[What you need to do]: Extract all lines containing "letter".

Figure contents as structured data

━━━━

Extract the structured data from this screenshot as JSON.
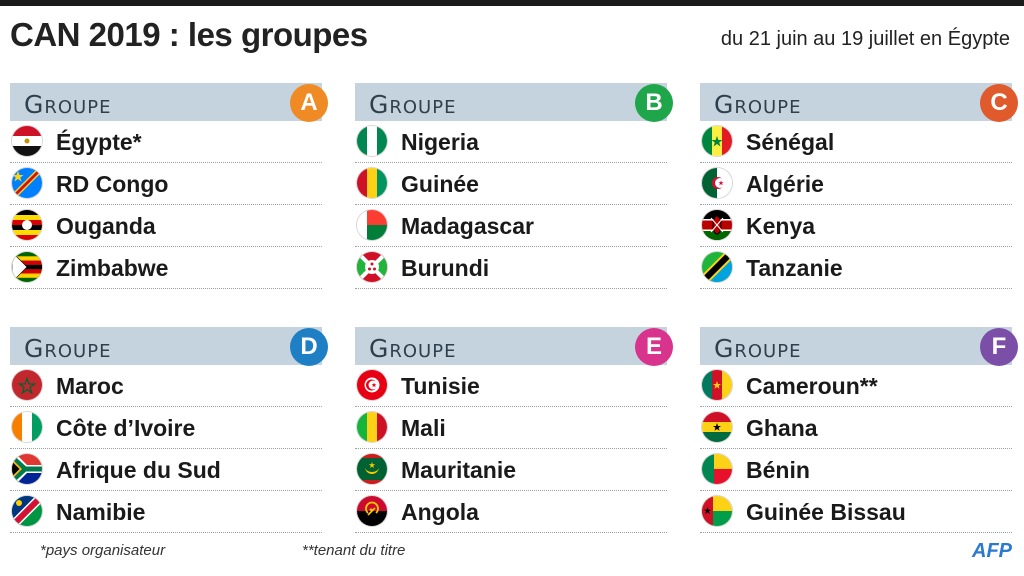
{
  "header": {
    "title": "CAN 2019 : les groupes",
    "subtitle": "du 21 juin au 19 juillet en Égypte"
  },
  "groups": [
    {
      "label": "Groupe",
      "letter": "A",
      "color": "#f08a24",
      "teams": [
        {
          "name": "Égypte*",
          "flag": "egypt"
        },
        {
          "name": "RD Congo",
          "flag": "drc"
        },
        {
          "name": "Ouganda",
          "flag": "uganda"
        },
        {
          "name": "Zimbabwe",
          "flag": "zimbabwe"
        }
      ]
    },
    {
      "label": "Groupe",
      "letter": "B",
      "color": "#1fa64a",
      "teams": [
        {
          "name": "Nigeria",
          "flag": "nigeria"
        },
        {
          "name": "Guinée",
          "flag": "guinea"
        },
        {
          "name": "Madagascar",
          "flag": "madagascar"
        },
        {
          "name": "Burundi",
          "flag": "burundi"
        }
      ]
    },
    {
      "label": "Groupe",
      "letter": "C",
      "color": "#e05a2b",
      "teams": [
        {
          "name": "Sénégal",
          "flag": "senegal"
        },
        {
          "name": "Algérie",
          "flag": "algeria"
        },
        {
          "name": "Kenya",
          "flag": "kenya"
        },
        {
          "name": "Tanzanie",
          "flag": "tanzania"
        }
      ]
    },
    {
      "label": "Groupe",
      "letter": "D",
      "color": "#1f7fc4",
      "teams": [
        {
          "name": "Maroc",
          "flag": "morocco"
        },
        {
          "name": "Côte d’Ivoire",
          "flag": "ivorycoast"
        },
        {
          "name": "Afrique du Sud",
          "flag": "southafrica"
        },
        {
          "name": "Namibie",
          "flag": "namibia"
        }
      ]
    },
    {
      "label": "Groupe",
      "letter": "E",
      "color": "#d8338d",
      "teams": [
        {
          "name": "Tunisie",
          "flag": "tunisia"
        },
        {
          "name": "Mali",
          "flag": "mali"
        },
        {
          "name": "Mauritanie",
          "flag": "mauritania"
        },
        {
          "name": "Angola",
          "flag": "angola"
        }
      ]
    },
    {
      "label": "Groupe",
      "letter": "F",
      "color": "#7b4fa8",
      "teams": [
        {
          "name": "Cameroun**",
          "flag": "cameroon"
        },
        {
          "name": "Ghana",
          "flag": "ghana"
        },
        {
          "name": "Bénin",
          "flag": "benin"
        },
        {
          "name": "Guinée Bissau",
          "flag": "guineabissau"
        }
      ]
    }
  ],
  "footnotes": {
    "host": "*pays organisateur",
    "holder": "**tenant du titre"
  },
  "logo": "AFP"
}
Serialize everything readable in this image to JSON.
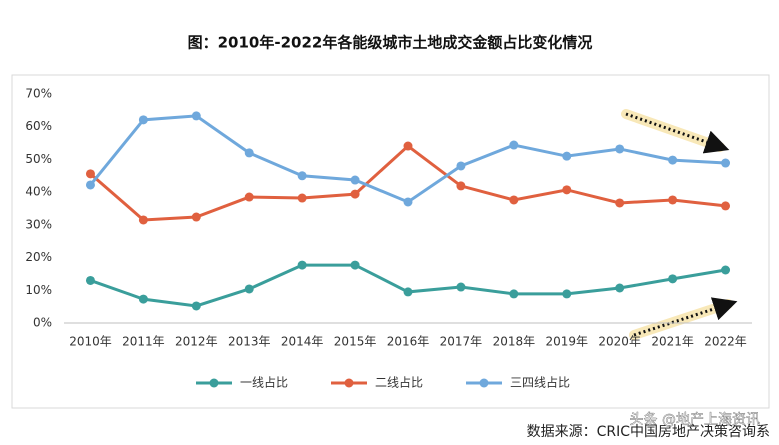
{
  "chart_data": {
    "type": "line",
    "title": "图：2010年-2022年各能级城市土地成交金额占比变化情况",
    "categories": [
      "2010年",
      "2011年",
      "2012年",
      "2013年",
      "2014年",
      "2015年",
      "2016年",
      "2017年",
      "2018年",
      "2019年",
      "2020年",
      "2021年",
      "2022年"
    ],
    "series": [
      {
        "name": "一线占比",
        "color": "#3a9e9b",
        "values": [
          13.0,
          7.3,
          5.2,
          10.4,
          17.7,
          17.7,
          9.5,
          11.0,
          8.9,
          8.9,
          10.7,
          13.5,
          16.2
        ]
      },
      {
        "name": "二线占比",
        "color": "#e0603f",
        "values": [
          45.6,
          31.5,
          32.4,
          38.5,
          38.2,
          39.4,
          54.1,
          41.9,
          37.6,
          40.7,
          36.7,
          37.6,
          35.8
        ]
      },
      {
        "name": "三四线占比",
        "color": "#6fa8dc",
        "values": [
          42.2,
          62.1,
          63.3,
          52.0,
          45.0,
          43.7,
          37.0,
          48.0,
          54.4,
          51.0,
          53.2,
          49.8,
          48.9
        ]
      }
    ],
    "ylim": [
      0,
      70
    ],
    "yticks": [
      {
        "value": 0,
        "label": "0%"
      },
      {
        "value": 10,
        "label": "10%"
      },
      {
        "value": 20,
        "label": "20%"
      },
      {
        "value": 30,
        "label": "30%"
      },
      {
        "value": 40,
        "label": "40%"
      },
      {
        "value": 50,
        "label": "50%"
      },
      {
        "value": 60,
        "label": "60%"
      },
      {
        "value": 70,
        "label": "70%"
      }
    ],
    "grid": false,
    "legend": "bottom",
    "source": "数据来源：CRIC中国房地产决策咨询系",
    "watermark": "头条 @地产上海资讯"
  }
}
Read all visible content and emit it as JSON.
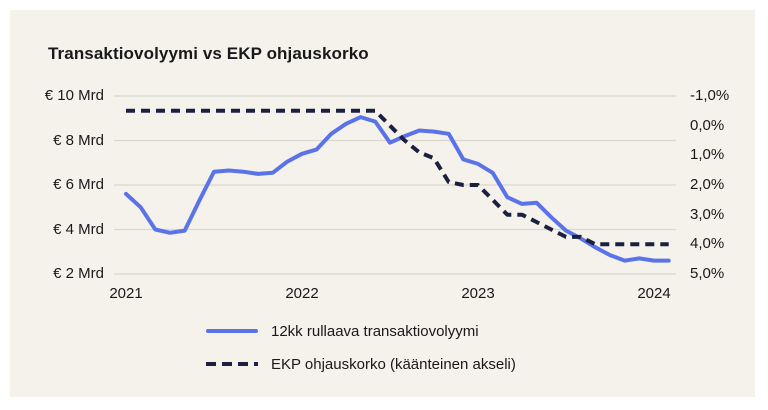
{
  "chart_data": {
    "type": "line",
    "title": "Transaktiovolyymi vs EKP ohjauskorko",
    "frequency": "monthly",
    "x_start": "2021-01",
    "x_end": "2024-02",
    "x_tick_labels": [
      "2021",
      "2022",
      "2023",
      "2024"
    ],
    "grid": "horizontal",
    "legend_position": "bottom",
    "left_axis": {
      "unit": "€ Mrd",
      "min": 2,
      "max": 10,
      "tick_labels": [
        "€ 10 Mrd",
        "€ 8 Mrd",
        "€ 6 Mrd",
        "€ 4 Mrd",
        "€ 2 Mrd"
      ]
    },
    "right_axis": {
      "unit": "%",
      "min": -1,
      "max": 5,
      "inverted": true,
      "tick_labels": [
        "-1,0%",
        "0,0%",
        "1,0%",
        "2,0%",
        "3,0%",
        "4,0%",
        "5,0%"
      ]
    },
    "series": [
      {
        "name": "12kk rullaava transaktiovolyymi",
        "style": "solid",
        "color": "#5b73e8",
        "axis": "left",
        "values": [
          5.6,
          5.0,
          4.0,
          3.85,
          3.95,
          5.3,
          6.6,
          6.65,
          6.6,
          6.5,
          6.55,
          7.05,
          7.4,
          7.6,
          8.3,
          8.75,
          9.05,
          8.85,
          7.9,
          8.2,
          8.45,
          8.4,
          8.3,
          7.15,
          6.95,
          6.55,
          5.45,
          5.15,
          5.2,
          4.55,
          3.95,
          3.6,
          3.2,
          2.85,
          2.6,
          2.7,
          2.6,
          2.6
        ]
      },
      {
        "name": "EKP ohjauskorko (käänteinen akseli)",
        "style": "dashed",
        "color": "#1b2040",
        "axis": "right",
        "values": [
          -0.5,
          -0.5,
          -0.5,
          -0.5,
          -0.5,
          -0.5,
          -0.5,
          -0.5,
          -0.5,
          -0.5,
          -0.5,
          -0.5,
          -0.5,
          -0.5,
          -0.5,
          -0.5,
          -0.5,
          -0.5,
          0.0,
          0.5,
          0.9,
          1.1,
          1.9,
          2.0,
          2.0,
          2.5,
          3.0,
          3.0,
          3.25,
          3.5,
          3.75,
          3.75,
          4.0,
          4.0,
          4.0,
          4.0,
          4.0,
          4.0
        ]
      }
    ],
    "colors": {
      "card_background": "#f5f2ec",
      "page_background": "#ffffff",
      "gridline": "#dbd7cd",
      "text": "#191919"
    }
  }
}
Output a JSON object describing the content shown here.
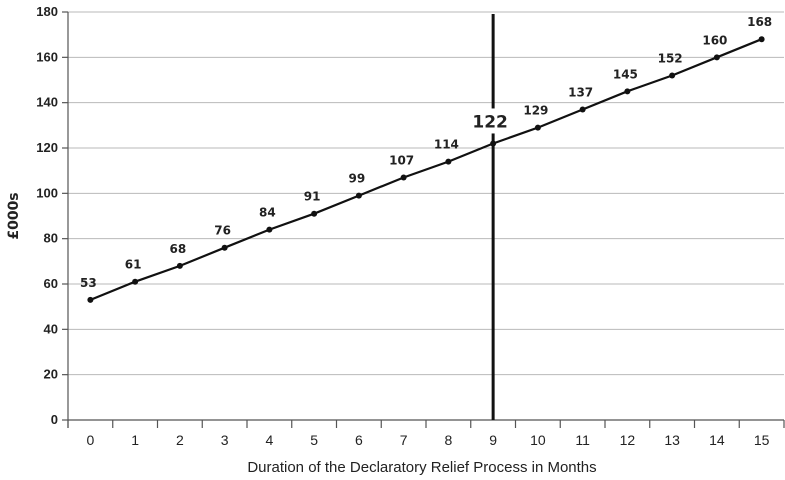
{
  "chart_data": {
    "type": "line",
    "title": "",
    "xlabel": "Duration of the Declaratory Relief Process in Months",
    "ylabel": "£000s",
    "x": [
      0,
      1,
      2,
      3,
      4,
      5,
      6,
      7,
      8,
      9,
      10,
      11,
      12,
      13,
      14,
      15
    ],
    "series": [
      {
        "values": [
          53,
          61,
          68,
          76,
          84,
          91,
          99,
          107,
          114,
          122,
          129,
          137,
          145,
          152,
          160,
          168
        ]
      }
    ],
    "data_labels": [
      "53",
      "61",
      "68",
      "76",
      "84",
      "91",
      "99",
      "107",
      "114",
      "122",
      "129",
      "137",
      "145",
      "152",
      "160",
      "168"
    ],
    "highlight": {
      "x": 9,
      "label": "122"
    },
    "ylim": [
      0,
      180
    ],
    "yticks": [
      0,
      20,
      40,
      60,
      80,
      100,
      120,
      140,
      160,
      180
    ],
    "xticks": [
      "0",
      "1",
      "2",
      "3",
      "4",
      "5",
      "6",
      "7",
      "8",
      "9",
      "10",
      "11",
      "12",
      "13",
      "14",
      "15"
    ],
    "grid": true,
    "legend": false,
    "line_color": "#111111",
    "grid_color": "#b9b9b9"
  }
}
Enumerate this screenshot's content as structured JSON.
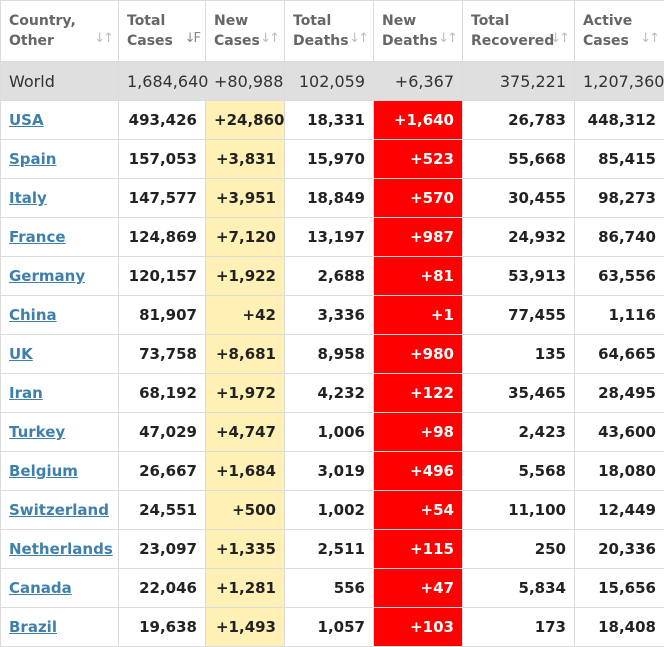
{
  "headers": [
    {
      "label": "Country,\nOther"
    },
    {
      "label": "Total\nCases"
    },
    {
      "label": "New\nCases"
    },
    {
      "label": "Total\nDeaths"
    },
    {
      "label": "New\nDeaths"
    },
    {
      "label": "Total\nRecovered"
    },
    {
      "label": "Active\nCases"
    }
  ],
  "sort_icons": {
    "sorted": "↓F",
    "unsorted": "↓↑"
  },
  "colors": {
    "new_cases_bg": "#fff0b5",
    "new_deaths_bg": "#ff0000",
    "world_bg": "#dfdfdf",
    "link": "#3f7fab"
  },
  "world": {
    "country": "World",
    "total_cases": "1,684,640",
    "new_cases": "+80,988",
    "total_deaths": "102,059",
    "new_deaths": "+6,367",
    "total_recovered": "375,221",
    "active_cases": "1,207,360"
  },
  "rows": [
    {
      "country": "USA",
      "total_cases": "493,426",
      "new_cases": "+24,860",
      "total_deaths": "18,331",
      "new_deaths": "+1,640",
      "total_recovered": "26,783",
      "active_cases": "448,312"
    },
    {
      "country": "Spain",
      "total_cases": "157,053",
      "new_cases": "+3,831",
      "total_deaths": "15,970",
      "new_deaths": "+523",
      "total_recovered": "55,668",
      "active_cases": "85,415"
    },
    {
      "country": "Italy",
      "total_cases": "147,577",
      "new_cases": "+3,951",
      "total_deaths": "18,849",
      "new_deaths": "+570",
      "total_recovered": "30,455",
      "active_cases": "98,273"
    },
    {
      "country": "France",
      "total_cases": "124,869",
      "new_cases": "+7,120",
      "total_deaths": "13,197",
      "new_deaths": "+987",
      "total_recovered": "24,932",
      "active_cases": "86,740"
    },
    {
      "country": "Germany",
      "total_cases": "120,157",
      "new_cases": "+1,922",
      "total_deaths": "2,688",
      "new_deaths": "+81",
      "total_recovered": "53,913",
      "active_cases": "63,556"
    },
    {
      "country": "China",
      "total_cases": "81,907",
      "new_cases": "+42",
      "total_deaths": "3,336",
      "new_deaths": "+1",
      "total_recovered": "77,455",
      "active_cases": "1,116"
    },
    {
      "country": "UK",
      "total_cases": "73,758",
      "new_cases": "+8,681",
      "total_deaths": "8,958",
      "new_deaths": "+980",
      "total_recovered": "135",
      "active_cases": "64,665"
    },
    {
      "country": "Iran",
      "total_cases": "68,192",
      "new_cases": "+1,972",
      "total_deaths": "4,232",
      "new_deaths": "+122",
      "total_recovered": "35,465",
      "active_cases": "28,495"
    },
    {
      "country": "Turkey",
      "total_cases": "47,029",
      "new_cases": "+4,747",
      "total_deaths": "1,006",
      "new_deaths": "+98",
      "total_recovered": "2,423",
      "active_cases": "43,600"
    },
    {
      "country": "Belgium",
      "total_cases": "26,667",
      "new_cases": "+1,684",
      "total_deaths": "3,019",
      "new_deaths": "+496",
      "total_recovered": "5,568",
      "active_cases": "18,080"
    },
    {
      "country": "Switzerland",
      "total_cases": "24,551",
      "new_cases": "+500",
      "total_deaths": "1,002",
      "new_deaths": "+54",
      "total_recovered": "11,100",
      "active_cases": "12,449"
    },
    {
      "country": "Netherlands",
      "total_cases": "23,097",
      "new_cases": "+1,335",
      "total_deaths": "2,511",
      "new_deaths": "+115",
      "total_recovered": "250",
      "active_cases": "20,336"
    },
    {
      "country": "Canada",
      "total_cases": "22,046",
      "new_cases": "+1,281",
      "total_deaths": "556",
      "new_deaths": "+47",
      "total_recovered": "5,834",
      "active_cases": "15,656"
    },
    {
      "country": "Brazil",
      "total_cases": "19,638",
      "new_cases": "+1,493",
      "total_deaths": "1,057",
      "new_deaths": "+103",
      "total_recovered": "173",
      "active_cases": "18,408"
    }
  ]
}
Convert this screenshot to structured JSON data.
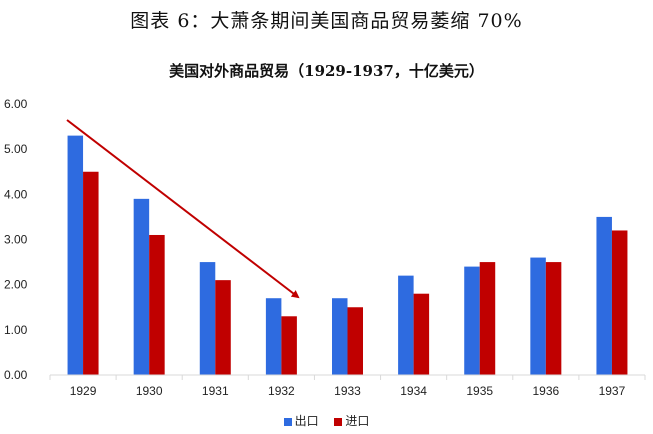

━━━━

[Written response]:
      "letter": "A",
      "letter": "B",
      "letter": "C",
      "letter": "D",
      "letter": "E",
      "letter": "F",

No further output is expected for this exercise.